▸ **Exercise brief**: Copy out the data exactly, leaving the pictures behind.

[Data entries for graphics]
'''

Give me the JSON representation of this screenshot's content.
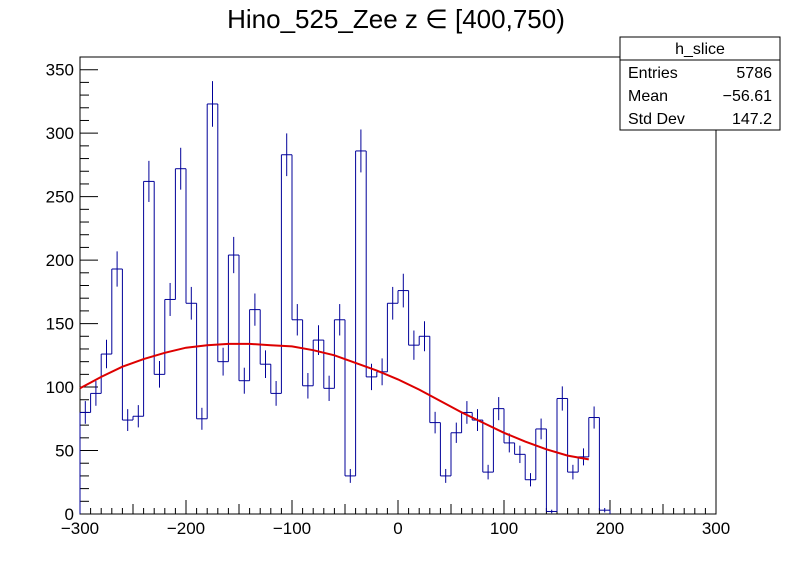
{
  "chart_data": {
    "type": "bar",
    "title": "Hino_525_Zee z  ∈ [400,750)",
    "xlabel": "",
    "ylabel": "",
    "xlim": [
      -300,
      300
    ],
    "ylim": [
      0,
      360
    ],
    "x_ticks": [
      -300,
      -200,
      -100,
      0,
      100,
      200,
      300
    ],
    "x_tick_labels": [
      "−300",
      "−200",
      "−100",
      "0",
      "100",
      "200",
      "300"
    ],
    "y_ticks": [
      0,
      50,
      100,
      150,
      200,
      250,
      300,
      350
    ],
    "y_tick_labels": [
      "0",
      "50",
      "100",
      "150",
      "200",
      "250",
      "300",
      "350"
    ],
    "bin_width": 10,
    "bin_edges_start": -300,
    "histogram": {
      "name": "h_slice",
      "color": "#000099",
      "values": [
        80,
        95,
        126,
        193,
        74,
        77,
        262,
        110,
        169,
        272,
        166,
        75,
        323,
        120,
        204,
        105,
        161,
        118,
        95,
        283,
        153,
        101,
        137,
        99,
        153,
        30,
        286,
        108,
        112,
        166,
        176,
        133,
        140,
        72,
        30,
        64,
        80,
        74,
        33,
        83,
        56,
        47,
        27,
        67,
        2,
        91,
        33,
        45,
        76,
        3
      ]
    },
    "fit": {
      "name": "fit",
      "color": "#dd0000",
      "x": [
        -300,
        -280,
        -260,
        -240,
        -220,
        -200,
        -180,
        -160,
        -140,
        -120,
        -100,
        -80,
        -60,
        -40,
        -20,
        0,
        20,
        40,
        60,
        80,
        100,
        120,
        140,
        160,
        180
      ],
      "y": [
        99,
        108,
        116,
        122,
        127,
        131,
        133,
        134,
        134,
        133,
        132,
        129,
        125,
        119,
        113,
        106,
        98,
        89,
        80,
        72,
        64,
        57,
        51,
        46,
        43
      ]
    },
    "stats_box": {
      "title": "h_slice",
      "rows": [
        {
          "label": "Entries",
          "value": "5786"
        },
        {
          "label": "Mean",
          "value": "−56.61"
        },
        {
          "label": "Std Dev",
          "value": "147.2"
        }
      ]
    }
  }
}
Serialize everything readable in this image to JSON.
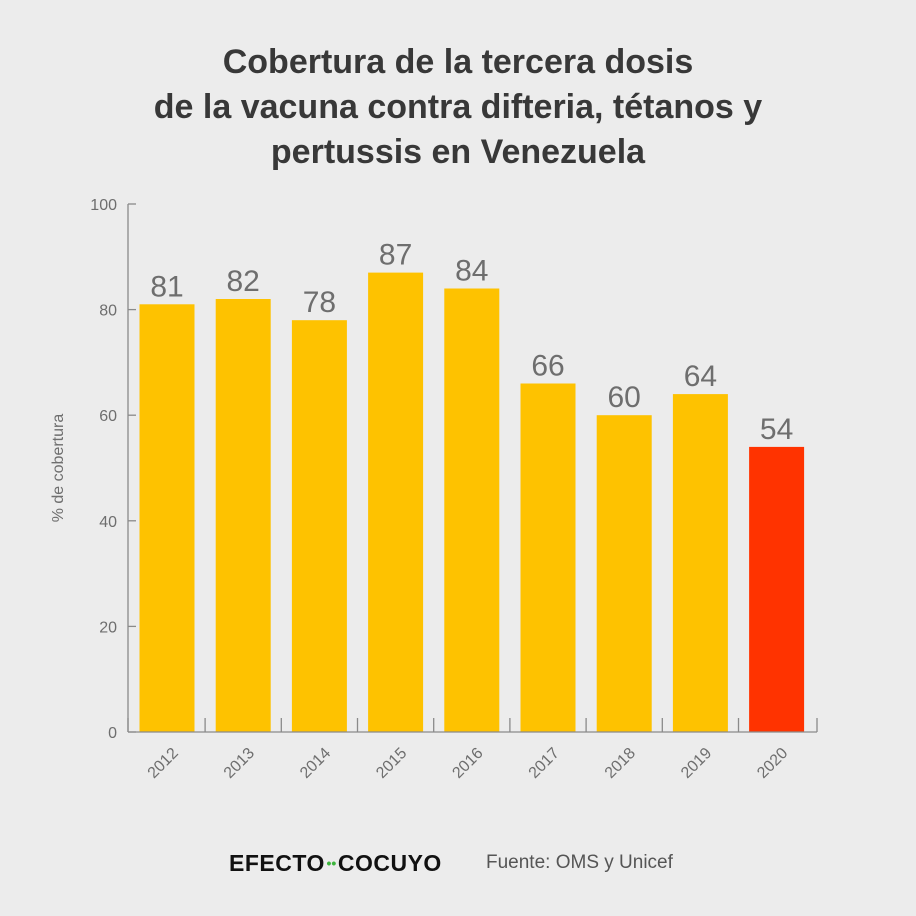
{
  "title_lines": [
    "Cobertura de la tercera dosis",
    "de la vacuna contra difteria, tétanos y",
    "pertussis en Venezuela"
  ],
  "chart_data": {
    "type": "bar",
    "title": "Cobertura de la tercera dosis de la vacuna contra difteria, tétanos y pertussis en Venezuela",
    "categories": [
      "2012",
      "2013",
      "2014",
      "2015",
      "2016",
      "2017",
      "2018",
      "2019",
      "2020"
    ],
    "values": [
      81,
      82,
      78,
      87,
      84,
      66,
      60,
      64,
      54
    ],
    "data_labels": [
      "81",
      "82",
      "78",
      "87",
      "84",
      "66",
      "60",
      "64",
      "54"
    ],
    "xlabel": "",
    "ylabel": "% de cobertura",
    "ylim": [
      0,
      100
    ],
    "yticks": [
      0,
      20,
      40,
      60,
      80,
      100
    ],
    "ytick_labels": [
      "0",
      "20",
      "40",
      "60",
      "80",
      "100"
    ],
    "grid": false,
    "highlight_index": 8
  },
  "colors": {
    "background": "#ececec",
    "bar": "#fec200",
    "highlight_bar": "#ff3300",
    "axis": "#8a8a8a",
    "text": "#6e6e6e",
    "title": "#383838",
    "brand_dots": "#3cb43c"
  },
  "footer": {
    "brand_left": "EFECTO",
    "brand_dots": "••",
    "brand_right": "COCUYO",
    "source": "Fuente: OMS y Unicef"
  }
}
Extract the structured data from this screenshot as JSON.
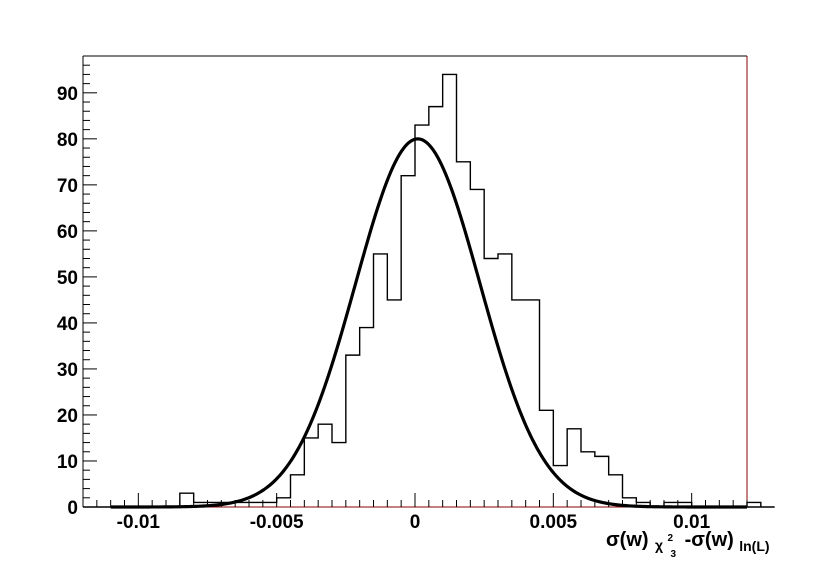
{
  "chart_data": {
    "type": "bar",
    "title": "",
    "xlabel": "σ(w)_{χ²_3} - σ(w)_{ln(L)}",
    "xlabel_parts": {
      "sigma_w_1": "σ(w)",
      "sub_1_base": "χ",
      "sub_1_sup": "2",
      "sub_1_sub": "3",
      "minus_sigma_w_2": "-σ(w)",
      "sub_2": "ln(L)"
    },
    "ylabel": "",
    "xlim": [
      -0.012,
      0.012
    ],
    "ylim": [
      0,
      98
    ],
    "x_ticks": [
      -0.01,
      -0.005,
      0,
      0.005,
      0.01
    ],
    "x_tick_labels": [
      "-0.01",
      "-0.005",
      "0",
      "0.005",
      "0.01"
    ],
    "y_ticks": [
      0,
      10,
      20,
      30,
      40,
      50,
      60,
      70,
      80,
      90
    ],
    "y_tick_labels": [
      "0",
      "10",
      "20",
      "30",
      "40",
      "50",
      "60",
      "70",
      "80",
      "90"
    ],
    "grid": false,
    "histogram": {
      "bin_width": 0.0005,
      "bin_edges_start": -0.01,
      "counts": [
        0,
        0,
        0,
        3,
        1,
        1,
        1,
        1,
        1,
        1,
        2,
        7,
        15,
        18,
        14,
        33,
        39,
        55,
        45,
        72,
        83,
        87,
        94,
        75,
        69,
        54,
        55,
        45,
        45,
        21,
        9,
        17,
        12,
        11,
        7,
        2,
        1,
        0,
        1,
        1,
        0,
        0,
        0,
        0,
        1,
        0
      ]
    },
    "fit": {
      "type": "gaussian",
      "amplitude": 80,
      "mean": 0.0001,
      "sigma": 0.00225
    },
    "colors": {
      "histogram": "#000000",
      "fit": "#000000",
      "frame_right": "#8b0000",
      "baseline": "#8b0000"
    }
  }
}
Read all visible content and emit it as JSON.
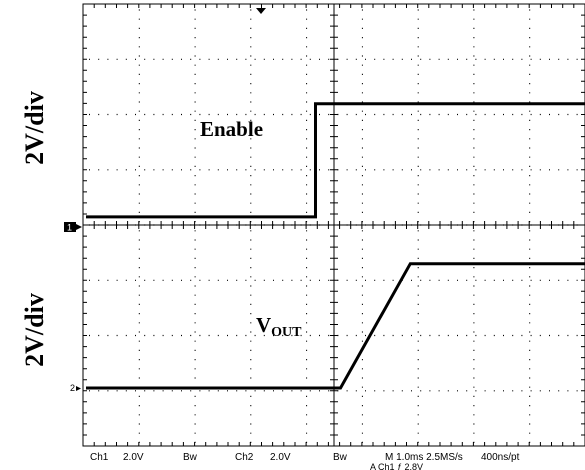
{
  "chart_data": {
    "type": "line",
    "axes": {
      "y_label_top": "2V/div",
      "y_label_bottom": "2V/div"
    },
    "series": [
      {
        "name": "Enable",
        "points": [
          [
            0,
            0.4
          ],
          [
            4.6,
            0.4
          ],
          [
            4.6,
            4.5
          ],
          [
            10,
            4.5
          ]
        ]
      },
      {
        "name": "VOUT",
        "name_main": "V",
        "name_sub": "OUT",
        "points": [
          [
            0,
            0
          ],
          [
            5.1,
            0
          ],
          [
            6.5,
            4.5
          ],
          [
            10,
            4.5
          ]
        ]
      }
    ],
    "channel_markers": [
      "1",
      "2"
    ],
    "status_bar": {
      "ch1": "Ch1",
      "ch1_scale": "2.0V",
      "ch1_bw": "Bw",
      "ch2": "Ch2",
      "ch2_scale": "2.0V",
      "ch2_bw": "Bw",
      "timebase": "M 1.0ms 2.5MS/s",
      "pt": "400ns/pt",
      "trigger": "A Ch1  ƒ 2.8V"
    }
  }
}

'''

▸ **Full output**:
Give me the JSON representation of this screenshot's content.
{
  "chart_data": {
    "type": "bar",
    "title": "Hino_525_Zee z  ∈ [400,750)",
    "xlabel": "",
    "ylabel": "",
    "xlim": [
      -300,
      300
    ],
    "ylim": [
      0,
      360
    ],
    "x_ticks": [
      -300,
      -200,
      -100,
      0,
      100,
      200,
      300
    ],
    "x_tick_labels": [
      "−300",
      "−200",
      "−100",
      "0",
      "100",
      "200",
      "300"
    ],
    "y_ticks": [
      0,
      50,
      100,
      150,
      200,
      250,
      300,
      350
    ],
    "y_tick_labels": [
      "0",
      "50",
      "100",
      "150",
      "200",
      "250",
      "300",
      "350"
    ],
    "bin_width": 10,
    "bin_edges_start": -300,
    "histogram": {
      "name": "h_slice",
      "color": "#000099",
      "values": [
        80,
        95,
        126,
        193,
        74,
        77,
        262,
        110,
        169,
        272,
        166,
        75,
        323,
        120,
        204,
        105,
        161,
        118,
        95,
        283,
        153,
        101,
        137,
        99,
        153,
        30,
        286,
        108,
        112,
        166,
        176,
        133,
        140,
        72,
        30,
        64,
        80,
        74,
        33,
        83,
        56,
        47,
        27,
        67,
        2,
        91,
        33,
        45,
        76,
        3
      ]
    },
    "fit": {
      "name": "fit",
      "color": "#dd0000",
      "x": [
        -300,
        -280,
        -260,
        -240,
        -220,
        -200,
        -180,
        -160,
        -140,
        -120,
        -100,
        -80,
        -60,
        -40,
        -20,
        0,
        20,
        40,
        60,
        80,
        100,
        120,
        140,
        160,
        180
      ],
      "y": [
        99,
        108,
        116,
        122,
        127,
        131,
        133,
        134,
        134,
        133,
        132,
        129,
        125,
        119,
        113,
        106,
        98,
        89,
        80,
        72,
        64,
        57,
        51,
        46,
        43
      ]
    },
    "stats_box": {
      "title": "h_slice",
      "rows": [
        {
          "label": "Entries",
          "value": "5786"
        },
        {
          "label": "Mean",
          "value": "−56.61"
        },
        {
          "label": "Std Dev",
          "value": "147.2"
        }
      ]
    }
  }
}
Serialize everything readable in this image to JSON.
{
  "title_lines": [
    "Cobertura de la tercera dosis",
    "de la vacuna contra difteria, tétanos y",
    "pertussis en Venezuela"
  ],
  "chart_data": {
    "type": "bar",
    "title": "Cobertura de la tercera dosis de la vacuna contra difteria, tétanos y pertussis en Venezuela",
    "categories": [
      "2012",
      "2013",
      "2014",
      "2015",
      "2016",
      "2017",
      "2018",
      "2019",
      "2020"
    ],
    "values": [
      81,
      82,
      78,
      87,
      84,
      66,
      60,
      64,
      54
    ],
    "data_labels": [
      "81",
      "82",
      "78",
      "87",
      "84",
      "66",
      "60",
      "64",
      "54"
    ],
    "xlabel": "",
    "ylabel": "% de cobertura",
    "ylim": [
      0,
      100
    ],
    "yticks": [
      0,
      20,
      40,
      60,
      80,
      100
    ],
    "ytick_labels": [
      "0",
      "20",
      "40",
      "60",
      "80",
      "100"
    ],
    "grid": false,
    "highlight_index": 8
  },
  "colors": {
    "background": "#ececec",
    "bar": "#fec200",
    "highlight_bar": "#ff3300",
    "axis": "#8a8a8a",
    "text": "#6e6e6e",
    "title": "#383838",
    "brand_dots": "#3cb43c"
  },
  "footer": {
    "brand_left": "EFECTO",
    "brand_dots": "••",
    "brand_right": "COCUYO",
    "source": "Fuente: OMS y Unicef"
  }
}
Extract the structured data from this screenshot as JSON.
{
  "chart_data": {
    "type": "bar",
    "title": "",
    "xlabel": "σ(w)_{χ²_3} - σ(w)_{ln(L)}",
    "xlabel_parts": {
      "sigma_w_1": "σ(w)",
      "sub_1_base": "χ",
      "sub_1_sup": "2",
      "sub_1_sub": "3",
      "minus_sigma_w_2": "-σ(w)",
      "sub_2": "ln(L)"
    },
    "ylabel": "",
    "xlim": [
      -0.012,
      0.012
    ],
    "ylim": [
      0,
      98
    ],
    "x_ticks": [
      -0.01,
      -0.005,
      0,
      0.005,
      0.01
    ],
    "x_tick_labels": [
      "-0.01",
      "-0.005",
      "0",
      "0.005",
      "0.01"
    ],
    "y_ticks": [
      0,
      10,
      20,
      30,
      40,
      50,
      60,
      70,
      80,
      90
    ],
    "y_tick_labels": [
      "0",
      "10",
      "20",
      "30",
      "40",
      "50",
      "60",
      "70",
      "80",
      "90"
    ],
    "grid": false,
    "histogram": {
      "bin_width": 0.0005,
      "bin_edges_start": -0.01,
      "counts": [
        0,
        0,
        0,
        3,
        1,
        1,
        1,
        1,
        1,
        1,
        2,
        7,
        15,
        18,
        14,
        33,
        39,
        55,
        45,
        72,
        83,
        87,
        94,
        75,
        69,
        54,
        55,
        45,
        45,
        21,
        9,
        17,
        12,
        11,
        7,
        2,
        1,
        0,
        1,
        1,
        0,
        0,
        0,
        0,
        1,
        0
      ]
    },
    "fit": {
      "type": "gaussian",
      "amplitude": 80,
      "mean": 0.0001,
      "sigma": 0.00225
    },
    "colors": {
      "histogram": "#000000",
      "fit": "#000000",
      "frame_right": "#8b0000",
      "baseline": "#8b0000"
    }
  }
}
Read all visible content and emit it as JSON.
{
  "chart_data": {
    "type": "line",
    "axes": {
      "y_label_top": "2V/div",
      "y_label_bottom": "2V/div"
    },
    "series": [
      {
        "name": "Enable",
        "points": [
          [
            0,
            0.4
          ],
          [
            4.6,
            0.4
          ],
          [
            4.6,
            4.5
          ],
          [
            10,
            4.5
          ]
        ]
      },
      {
        "name": "VOUT",
        "name_main": "V",
        "name_sub": "OUT",
        "points": [
          [
            0,
            0
          ],
          [
            5.1,
            0
          ],
          [
            6.5,
            4.5
          ],
          [
            10,
            4.5
          ]
        ]
      }
    ],
    "channel_markers": [
      "1",
      "2"
    ],
    "status_bar": {
      "ch1": "Ch1",
      "ch1_scale": "2.0V",
      "ch1_bw": "Bw",
      "ch2": "Ch2",
      "ch2_scale": "2.0V",
      "ch2_bw": "Bw",
      "timebase": "M 1.0ms 2.5MS/s",
      "pt": "400ns/pt",
      "trigger": "A Ch1  ƒ 2.8V"
    }
  }
}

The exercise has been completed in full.